PROBLEM DESCRIPTION
Copy out every line containing the word "name".

--- begin RECORDS FOR THE TASK ---

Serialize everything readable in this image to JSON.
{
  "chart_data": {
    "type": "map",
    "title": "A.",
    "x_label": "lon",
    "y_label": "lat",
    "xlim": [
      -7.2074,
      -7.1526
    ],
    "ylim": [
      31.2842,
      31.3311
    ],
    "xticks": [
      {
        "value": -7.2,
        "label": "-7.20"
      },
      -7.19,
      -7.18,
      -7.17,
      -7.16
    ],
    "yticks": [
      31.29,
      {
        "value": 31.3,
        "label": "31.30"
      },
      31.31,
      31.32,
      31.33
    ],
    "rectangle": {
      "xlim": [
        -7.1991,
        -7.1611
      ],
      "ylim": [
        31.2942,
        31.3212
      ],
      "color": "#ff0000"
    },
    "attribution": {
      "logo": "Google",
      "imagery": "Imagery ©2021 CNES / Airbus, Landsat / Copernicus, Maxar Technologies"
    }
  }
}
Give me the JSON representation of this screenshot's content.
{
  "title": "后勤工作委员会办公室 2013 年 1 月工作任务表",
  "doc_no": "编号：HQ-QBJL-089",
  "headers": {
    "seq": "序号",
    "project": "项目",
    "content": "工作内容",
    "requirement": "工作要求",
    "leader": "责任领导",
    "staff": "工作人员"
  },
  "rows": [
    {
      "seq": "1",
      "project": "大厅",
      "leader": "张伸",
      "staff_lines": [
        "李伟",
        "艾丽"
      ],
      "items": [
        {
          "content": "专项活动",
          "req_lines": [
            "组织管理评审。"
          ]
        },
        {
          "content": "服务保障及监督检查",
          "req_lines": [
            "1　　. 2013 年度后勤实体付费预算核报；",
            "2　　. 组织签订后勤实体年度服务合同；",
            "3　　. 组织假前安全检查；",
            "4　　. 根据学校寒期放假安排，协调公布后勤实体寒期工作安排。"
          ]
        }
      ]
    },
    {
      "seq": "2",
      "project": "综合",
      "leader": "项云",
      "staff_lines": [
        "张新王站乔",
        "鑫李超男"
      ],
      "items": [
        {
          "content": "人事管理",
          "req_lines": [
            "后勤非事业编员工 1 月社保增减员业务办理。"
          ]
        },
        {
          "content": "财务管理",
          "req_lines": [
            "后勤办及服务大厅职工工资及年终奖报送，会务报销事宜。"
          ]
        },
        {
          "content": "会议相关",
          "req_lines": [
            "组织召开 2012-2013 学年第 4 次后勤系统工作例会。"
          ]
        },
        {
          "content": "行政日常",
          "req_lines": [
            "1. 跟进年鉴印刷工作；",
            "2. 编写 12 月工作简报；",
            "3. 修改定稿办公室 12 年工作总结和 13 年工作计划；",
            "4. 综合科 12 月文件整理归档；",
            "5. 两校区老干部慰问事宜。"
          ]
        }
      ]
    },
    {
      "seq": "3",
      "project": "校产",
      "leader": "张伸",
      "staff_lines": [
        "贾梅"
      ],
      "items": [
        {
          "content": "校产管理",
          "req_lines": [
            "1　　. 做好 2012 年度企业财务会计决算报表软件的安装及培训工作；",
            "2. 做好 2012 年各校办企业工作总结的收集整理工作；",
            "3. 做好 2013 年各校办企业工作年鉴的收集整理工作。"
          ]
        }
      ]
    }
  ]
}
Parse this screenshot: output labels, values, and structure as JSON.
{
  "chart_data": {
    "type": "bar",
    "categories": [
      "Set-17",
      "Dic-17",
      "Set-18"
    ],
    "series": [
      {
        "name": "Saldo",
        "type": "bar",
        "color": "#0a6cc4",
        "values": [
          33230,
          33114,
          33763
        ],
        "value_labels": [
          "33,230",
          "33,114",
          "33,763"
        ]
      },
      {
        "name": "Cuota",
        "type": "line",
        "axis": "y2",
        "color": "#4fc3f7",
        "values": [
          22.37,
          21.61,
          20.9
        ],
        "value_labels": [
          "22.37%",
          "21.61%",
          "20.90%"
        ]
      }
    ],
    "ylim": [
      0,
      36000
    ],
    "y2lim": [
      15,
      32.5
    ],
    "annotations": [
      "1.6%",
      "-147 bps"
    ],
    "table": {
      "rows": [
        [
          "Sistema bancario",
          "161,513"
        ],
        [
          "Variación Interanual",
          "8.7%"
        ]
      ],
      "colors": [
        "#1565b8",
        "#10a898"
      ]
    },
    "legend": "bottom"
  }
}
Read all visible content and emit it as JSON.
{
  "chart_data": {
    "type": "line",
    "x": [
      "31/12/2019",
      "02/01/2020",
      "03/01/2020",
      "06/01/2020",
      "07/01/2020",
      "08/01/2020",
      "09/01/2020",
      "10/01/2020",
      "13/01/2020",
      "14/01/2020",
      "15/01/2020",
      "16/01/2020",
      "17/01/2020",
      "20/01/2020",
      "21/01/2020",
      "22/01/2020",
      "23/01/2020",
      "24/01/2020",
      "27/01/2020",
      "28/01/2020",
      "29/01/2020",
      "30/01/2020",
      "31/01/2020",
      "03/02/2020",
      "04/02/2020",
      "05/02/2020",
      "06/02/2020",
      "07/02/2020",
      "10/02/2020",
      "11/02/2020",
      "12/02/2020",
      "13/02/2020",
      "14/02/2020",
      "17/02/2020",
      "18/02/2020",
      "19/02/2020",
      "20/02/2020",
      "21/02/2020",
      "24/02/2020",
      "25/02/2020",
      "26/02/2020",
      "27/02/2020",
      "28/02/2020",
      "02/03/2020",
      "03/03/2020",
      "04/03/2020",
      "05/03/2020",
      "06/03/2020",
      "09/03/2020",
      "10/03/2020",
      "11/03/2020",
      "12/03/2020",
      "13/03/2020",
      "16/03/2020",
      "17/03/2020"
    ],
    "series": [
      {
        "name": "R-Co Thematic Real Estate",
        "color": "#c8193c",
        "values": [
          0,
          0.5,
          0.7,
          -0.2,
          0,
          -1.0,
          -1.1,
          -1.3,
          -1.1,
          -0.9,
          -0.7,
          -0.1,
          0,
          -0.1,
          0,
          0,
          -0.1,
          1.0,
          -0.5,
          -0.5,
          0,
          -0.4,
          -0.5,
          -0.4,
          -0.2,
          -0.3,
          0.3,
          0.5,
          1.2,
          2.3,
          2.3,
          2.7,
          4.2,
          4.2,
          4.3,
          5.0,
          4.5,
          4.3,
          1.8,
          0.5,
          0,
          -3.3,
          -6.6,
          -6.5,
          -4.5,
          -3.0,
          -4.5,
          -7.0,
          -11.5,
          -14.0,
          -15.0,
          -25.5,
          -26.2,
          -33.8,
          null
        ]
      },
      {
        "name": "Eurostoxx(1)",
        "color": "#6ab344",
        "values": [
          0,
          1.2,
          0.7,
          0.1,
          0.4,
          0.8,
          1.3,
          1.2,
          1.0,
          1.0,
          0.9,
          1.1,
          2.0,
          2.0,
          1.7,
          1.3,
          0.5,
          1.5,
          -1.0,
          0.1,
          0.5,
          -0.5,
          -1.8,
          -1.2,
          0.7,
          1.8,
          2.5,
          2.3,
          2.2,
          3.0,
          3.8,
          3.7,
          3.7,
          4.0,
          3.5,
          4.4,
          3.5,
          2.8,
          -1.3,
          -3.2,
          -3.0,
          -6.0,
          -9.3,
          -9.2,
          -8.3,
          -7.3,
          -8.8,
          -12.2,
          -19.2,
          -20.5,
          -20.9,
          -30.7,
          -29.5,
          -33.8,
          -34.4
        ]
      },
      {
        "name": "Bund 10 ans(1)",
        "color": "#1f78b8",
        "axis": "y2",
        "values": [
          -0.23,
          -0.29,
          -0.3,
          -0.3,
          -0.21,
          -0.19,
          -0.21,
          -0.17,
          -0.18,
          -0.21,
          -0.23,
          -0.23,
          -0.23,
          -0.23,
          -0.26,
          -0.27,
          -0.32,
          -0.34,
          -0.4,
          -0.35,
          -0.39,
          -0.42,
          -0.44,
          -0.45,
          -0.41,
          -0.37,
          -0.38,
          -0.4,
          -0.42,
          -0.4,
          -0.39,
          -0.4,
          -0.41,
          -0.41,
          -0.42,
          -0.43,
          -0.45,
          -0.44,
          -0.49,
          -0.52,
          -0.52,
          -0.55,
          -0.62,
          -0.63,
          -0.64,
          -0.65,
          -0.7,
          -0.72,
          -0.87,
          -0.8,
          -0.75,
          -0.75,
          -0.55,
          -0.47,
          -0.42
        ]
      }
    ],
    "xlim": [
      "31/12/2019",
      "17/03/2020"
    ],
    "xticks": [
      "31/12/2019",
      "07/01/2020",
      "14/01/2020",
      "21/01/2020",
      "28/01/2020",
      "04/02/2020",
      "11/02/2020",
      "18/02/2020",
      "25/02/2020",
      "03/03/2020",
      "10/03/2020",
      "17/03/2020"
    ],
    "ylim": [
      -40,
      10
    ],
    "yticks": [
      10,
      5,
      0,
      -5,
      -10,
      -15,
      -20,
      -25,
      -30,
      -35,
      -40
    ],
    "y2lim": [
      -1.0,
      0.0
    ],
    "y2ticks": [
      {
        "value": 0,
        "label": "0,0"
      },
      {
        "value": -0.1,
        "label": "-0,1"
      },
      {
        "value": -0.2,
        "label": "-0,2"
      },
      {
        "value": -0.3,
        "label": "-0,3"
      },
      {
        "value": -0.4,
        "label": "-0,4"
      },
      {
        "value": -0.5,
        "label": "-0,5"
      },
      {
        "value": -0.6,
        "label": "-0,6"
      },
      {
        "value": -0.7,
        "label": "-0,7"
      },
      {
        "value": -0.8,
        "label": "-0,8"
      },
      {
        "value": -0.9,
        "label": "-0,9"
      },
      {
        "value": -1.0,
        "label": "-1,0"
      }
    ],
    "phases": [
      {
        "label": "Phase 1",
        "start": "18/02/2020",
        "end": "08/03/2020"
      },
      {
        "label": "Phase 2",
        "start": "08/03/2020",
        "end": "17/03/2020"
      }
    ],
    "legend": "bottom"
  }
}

--- end RECORDS FOR THE TASK ---

CORRECT RESULT
        "name": "Saldo",
        "name": "Cuota",
        "name": "R-Co Thematic Real Estate",
        "name": "Eurostoxx(1)",
        "name": "Bund 10 ans(1)",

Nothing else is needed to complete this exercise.